** Description of the task **
Recast the material as a two-column CSV with the columns description and locations, giving one row per description, with the text that follows it in the locations field, each field in quotation marks and line breaks replaced by spaces. Begin at the line containing "Patent image size: (855, 957)." and stop after the line containing "The opposite side surface portions of the movable".

** Given information **
+---+
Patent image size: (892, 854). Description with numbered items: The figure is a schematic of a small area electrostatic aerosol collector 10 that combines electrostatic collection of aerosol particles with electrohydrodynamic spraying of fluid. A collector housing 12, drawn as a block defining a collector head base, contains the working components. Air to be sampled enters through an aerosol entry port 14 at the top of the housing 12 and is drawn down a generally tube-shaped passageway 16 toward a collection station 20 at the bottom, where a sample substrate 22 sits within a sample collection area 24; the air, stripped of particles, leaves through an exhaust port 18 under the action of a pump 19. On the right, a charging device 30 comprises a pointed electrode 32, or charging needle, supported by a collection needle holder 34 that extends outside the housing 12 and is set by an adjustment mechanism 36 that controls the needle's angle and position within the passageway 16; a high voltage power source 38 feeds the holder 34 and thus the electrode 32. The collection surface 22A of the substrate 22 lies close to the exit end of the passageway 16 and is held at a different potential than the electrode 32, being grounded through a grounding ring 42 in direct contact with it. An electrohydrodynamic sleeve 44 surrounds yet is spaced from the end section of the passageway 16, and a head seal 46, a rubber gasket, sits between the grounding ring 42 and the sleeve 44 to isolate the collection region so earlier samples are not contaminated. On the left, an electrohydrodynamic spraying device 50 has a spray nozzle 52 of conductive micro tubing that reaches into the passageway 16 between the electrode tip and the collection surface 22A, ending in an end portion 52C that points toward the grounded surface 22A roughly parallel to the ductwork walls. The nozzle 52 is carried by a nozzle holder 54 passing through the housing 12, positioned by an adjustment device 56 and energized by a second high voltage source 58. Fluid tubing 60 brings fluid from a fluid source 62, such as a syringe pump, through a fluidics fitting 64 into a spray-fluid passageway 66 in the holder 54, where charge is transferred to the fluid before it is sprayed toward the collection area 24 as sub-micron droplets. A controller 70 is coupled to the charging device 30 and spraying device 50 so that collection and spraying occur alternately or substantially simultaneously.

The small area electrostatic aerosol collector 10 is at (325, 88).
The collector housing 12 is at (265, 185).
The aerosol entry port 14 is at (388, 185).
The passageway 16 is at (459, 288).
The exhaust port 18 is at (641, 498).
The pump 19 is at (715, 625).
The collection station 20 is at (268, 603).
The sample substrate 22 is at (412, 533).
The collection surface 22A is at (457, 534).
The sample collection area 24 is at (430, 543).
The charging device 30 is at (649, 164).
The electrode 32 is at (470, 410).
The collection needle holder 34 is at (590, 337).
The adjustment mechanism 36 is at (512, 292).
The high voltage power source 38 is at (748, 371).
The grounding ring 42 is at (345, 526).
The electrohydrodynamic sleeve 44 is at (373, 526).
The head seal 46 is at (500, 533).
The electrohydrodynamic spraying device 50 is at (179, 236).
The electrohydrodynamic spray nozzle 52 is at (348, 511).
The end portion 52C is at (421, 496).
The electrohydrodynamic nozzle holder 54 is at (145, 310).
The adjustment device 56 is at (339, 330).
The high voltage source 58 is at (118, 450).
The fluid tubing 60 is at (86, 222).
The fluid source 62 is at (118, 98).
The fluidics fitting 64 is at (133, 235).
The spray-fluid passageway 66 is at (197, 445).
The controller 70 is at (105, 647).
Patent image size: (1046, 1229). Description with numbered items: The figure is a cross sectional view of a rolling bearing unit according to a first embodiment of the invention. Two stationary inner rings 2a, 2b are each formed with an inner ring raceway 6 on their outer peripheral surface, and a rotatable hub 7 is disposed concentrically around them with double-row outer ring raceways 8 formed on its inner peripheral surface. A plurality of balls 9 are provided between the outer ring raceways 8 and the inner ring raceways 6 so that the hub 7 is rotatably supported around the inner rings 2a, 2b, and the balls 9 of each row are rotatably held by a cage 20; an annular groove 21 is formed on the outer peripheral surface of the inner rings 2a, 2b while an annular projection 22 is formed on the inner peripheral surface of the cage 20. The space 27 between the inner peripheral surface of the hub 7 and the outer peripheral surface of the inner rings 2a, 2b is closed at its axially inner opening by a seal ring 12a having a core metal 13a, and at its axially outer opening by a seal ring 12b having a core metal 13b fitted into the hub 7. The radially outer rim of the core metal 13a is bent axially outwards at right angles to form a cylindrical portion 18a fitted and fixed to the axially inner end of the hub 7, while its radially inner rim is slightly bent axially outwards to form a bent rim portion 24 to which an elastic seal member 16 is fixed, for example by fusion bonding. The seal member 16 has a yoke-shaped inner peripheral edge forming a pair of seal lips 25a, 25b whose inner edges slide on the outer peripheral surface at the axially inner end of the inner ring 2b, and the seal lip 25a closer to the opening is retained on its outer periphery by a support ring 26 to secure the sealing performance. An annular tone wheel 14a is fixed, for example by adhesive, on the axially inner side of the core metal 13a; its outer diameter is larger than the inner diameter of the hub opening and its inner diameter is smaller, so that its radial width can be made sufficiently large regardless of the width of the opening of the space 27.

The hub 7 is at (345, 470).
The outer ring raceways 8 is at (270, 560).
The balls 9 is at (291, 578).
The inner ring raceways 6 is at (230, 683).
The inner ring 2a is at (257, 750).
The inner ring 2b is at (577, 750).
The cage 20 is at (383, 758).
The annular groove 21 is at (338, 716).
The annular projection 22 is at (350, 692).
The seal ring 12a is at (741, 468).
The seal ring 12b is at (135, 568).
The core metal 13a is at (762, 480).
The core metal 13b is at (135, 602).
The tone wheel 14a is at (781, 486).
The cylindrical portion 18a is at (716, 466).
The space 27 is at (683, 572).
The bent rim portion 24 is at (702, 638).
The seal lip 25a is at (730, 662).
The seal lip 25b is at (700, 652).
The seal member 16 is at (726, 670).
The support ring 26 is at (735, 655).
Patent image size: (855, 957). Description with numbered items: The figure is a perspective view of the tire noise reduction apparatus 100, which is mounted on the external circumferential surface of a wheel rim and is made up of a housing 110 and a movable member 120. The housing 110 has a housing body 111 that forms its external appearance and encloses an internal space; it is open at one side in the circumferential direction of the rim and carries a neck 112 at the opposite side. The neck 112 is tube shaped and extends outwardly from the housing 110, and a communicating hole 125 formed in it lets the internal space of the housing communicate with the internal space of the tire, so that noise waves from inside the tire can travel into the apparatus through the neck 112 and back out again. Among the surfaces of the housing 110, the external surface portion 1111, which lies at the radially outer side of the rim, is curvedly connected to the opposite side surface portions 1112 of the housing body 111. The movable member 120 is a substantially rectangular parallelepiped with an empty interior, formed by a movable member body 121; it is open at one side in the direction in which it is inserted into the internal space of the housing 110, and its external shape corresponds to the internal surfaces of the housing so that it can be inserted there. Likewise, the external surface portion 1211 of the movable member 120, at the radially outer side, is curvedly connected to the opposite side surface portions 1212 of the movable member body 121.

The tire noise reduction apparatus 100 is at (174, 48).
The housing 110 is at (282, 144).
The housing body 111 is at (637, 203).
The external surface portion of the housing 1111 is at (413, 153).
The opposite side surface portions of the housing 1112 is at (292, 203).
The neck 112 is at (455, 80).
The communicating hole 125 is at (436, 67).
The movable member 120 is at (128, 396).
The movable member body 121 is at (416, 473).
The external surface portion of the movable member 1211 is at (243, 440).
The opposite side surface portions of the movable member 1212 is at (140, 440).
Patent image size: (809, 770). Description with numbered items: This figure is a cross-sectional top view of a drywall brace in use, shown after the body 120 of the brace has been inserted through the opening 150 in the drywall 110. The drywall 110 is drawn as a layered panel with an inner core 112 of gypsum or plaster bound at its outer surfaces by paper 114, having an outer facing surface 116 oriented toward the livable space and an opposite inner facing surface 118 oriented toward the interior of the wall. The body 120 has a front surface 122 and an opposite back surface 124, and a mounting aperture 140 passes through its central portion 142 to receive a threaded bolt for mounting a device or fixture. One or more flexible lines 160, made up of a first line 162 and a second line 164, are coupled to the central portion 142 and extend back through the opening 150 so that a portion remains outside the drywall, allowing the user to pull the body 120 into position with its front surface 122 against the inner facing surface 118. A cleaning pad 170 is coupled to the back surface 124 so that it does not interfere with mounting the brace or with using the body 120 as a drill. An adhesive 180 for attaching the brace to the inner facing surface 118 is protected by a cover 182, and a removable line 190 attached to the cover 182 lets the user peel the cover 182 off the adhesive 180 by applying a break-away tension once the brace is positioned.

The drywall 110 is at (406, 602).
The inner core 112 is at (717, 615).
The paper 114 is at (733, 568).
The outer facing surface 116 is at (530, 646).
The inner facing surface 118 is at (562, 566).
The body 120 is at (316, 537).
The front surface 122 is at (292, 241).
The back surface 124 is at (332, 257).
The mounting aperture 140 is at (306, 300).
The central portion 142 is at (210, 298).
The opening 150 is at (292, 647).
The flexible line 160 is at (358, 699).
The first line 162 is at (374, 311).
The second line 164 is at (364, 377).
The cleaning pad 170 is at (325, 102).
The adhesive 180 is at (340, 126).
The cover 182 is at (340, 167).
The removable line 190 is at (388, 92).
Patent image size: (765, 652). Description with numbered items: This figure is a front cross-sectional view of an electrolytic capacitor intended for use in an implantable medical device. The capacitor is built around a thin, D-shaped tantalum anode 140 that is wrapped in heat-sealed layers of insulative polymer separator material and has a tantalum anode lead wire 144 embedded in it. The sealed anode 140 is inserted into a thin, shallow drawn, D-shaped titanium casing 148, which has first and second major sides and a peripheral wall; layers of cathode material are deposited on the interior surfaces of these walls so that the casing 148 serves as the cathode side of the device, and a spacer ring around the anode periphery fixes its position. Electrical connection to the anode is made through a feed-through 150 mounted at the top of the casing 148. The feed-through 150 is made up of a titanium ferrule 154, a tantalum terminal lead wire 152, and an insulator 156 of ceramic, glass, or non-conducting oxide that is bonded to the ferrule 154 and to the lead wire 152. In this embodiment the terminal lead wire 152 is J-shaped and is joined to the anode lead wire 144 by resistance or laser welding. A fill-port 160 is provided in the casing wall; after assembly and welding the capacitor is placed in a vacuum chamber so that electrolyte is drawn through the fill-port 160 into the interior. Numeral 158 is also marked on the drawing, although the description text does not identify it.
+---+
** Answer to this task **
description,locations
"Patent image size: (855, 957). Description with numbered items: The figure is a perspective view of the tire noise reduction apparatus 100, which is mounted on the external circumferential surface of a wheel rim and is made up of a housing 110 and a movable member 120. The housing 110 has a housing body 111 that forms its external appearance and encloses an internal space; it is open at one side in the circumferential direction of the rim and carries a neck 112 at the opposite side. The neck 112 is tube shaped and extends outwardly from the housing 110, and a communicating hole 125 formed in it lets the internal space of the housing communicate with the internal space of the tire, so that noise waves from inside the tire can travel into the apparatus through the neck 112 and back out again. Among the surfaces of the housing 110, the external surface portion 1111, which lies at the radially outer side of the rim, is curvedly connected to the opposite side surface portions 1112 of the housing body 111. The movable member 120 is a substantially rectangular parallelepiped with an empty interior, formed by a movable member body 121; it is open at one side in the direction in which it is inserted into the internal space of the housing 110, and its external shape corresponds to the internal surfaces of the housing so that it can be inserted there. Likewise, the external surface portion 1211 of the movable member 120, at the radially outer side, is curvedly connected to the opposite side surface portions 1212 of the movable member body 121.","The tire noise reduction apparatus 100 is at (174, 48). The housing 110 is at (282, 144). The housing body 111 is at (637, 203). The external surface portion of the housing 1111 is at (413, 153). The opposite side surface portions of the housing 1112 is at (292, 203). The neck 112 is at (455, 80). The communicating hole 125 is at (436, 67). The movable member 120 is at (128, 396). The movable member body 121 is at (416, 473). The external surface portion of the movable member 1211 is at (243, 440). The opposite side surface portions of the movable member 1212 is at (140, 440)."